In the records that follow, show each line where the word "time" is present.

* [Exercise data]:
+-------+
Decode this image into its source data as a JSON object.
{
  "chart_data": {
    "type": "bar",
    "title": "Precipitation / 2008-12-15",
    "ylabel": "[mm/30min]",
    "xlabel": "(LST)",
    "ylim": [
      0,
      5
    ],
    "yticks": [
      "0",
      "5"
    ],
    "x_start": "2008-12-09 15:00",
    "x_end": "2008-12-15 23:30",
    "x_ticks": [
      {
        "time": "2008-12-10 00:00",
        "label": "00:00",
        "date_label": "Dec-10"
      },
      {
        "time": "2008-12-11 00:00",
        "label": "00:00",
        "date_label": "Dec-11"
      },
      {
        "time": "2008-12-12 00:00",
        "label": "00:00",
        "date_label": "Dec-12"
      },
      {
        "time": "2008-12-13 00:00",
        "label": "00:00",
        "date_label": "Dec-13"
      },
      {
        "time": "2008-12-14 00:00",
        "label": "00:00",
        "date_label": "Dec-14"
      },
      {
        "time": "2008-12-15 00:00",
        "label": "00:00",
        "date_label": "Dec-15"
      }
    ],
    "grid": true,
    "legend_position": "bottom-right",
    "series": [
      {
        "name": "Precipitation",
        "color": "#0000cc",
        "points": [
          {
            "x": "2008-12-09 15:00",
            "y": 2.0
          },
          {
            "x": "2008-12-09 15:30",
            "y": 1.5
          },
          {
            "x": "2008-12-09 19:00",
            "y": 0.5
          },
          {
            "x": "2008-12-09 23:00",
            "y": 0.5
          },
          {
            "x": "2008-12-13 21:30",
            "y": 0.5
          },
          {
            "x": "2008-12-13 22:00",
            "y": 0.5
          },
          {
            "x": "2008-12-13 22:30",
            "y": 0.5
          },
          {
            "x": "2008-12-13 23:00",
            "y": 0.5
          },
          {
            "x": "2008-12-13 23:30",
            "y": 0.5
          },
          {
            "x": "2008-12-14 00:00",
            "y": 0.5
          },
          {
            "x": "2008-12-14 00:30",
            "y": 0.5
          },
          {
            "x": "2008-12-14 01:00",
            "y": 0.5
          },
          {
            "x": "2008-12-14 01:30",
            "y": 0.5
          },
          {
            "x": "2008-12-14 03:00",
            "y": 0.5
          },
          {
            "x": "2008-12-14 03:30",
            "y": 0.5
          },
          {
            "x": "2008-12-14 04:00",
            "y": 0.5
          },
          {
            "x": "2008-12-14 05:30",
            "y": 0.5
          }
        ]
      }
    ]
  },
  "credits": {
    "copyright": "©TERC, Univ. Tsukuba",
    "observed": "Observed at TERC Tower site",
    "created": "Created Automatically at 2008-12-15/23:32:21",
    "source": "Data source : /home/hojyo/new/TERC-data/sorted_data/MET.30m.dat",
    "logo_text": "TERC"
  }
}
+-------+
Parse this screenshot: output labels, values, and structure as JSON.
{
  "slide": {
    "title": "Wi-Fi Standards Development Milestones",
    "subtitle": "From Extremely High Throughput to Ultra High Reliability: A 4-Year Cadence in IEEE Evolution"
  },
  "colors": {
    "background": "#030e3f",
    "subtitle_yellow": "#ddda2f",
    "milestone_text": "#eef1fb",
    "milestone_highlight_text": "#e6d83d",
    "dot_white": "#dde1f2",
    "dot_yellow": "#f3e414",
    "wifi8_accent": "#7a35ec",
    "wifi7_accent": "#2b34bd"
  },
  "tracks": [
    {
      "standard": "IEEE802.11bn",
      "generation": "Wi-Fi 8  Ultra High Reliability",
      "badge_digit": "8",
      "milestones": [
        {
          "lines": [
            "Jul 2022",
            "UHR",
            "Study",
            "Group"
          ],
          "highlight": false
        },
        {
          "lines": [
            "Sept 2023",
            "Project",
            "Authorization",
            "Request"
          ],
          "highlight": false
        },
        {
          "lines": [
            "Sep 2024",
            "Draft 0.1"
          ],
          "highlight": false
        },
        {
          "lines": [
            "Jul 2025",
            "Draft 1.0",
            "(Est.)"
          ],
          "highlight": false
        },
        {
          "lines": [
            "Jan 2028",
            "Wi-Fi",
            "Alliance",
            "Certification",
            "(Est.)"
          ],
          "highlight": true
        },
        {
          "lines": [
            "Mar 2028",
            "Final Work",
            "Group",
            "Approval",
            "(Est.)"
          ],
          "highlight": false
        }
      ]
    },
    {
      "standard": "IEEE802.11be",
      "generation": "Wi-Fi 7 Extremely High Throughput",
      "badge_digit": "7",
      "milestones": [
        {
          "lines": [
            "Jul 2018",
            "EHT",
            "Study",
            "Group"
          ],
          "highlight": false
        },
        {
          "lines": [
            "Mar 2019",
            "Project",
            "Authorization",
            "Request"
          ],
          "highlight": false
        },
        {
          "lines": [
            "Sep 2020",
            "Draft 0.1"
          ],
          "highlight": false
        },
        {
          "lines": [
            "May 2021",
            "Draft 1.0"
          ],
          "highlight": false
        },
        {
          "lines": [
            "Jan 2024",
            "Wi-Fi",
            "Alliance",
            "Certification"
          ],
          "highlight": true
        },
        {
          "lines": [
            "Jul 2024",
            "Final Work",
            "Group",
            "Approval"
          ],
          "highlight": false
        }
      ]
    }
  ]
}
+-------+
* [Full answer]:
        "time": "2008-12-10 00:00",
        "time": "2008-12-11 00:00",
        "time": "2008-12-12 00:00",
        "time": "2008-12-13 00:00",
        "time": "2008-12-14 00:00",
        "time": "2008-12-15 00:00",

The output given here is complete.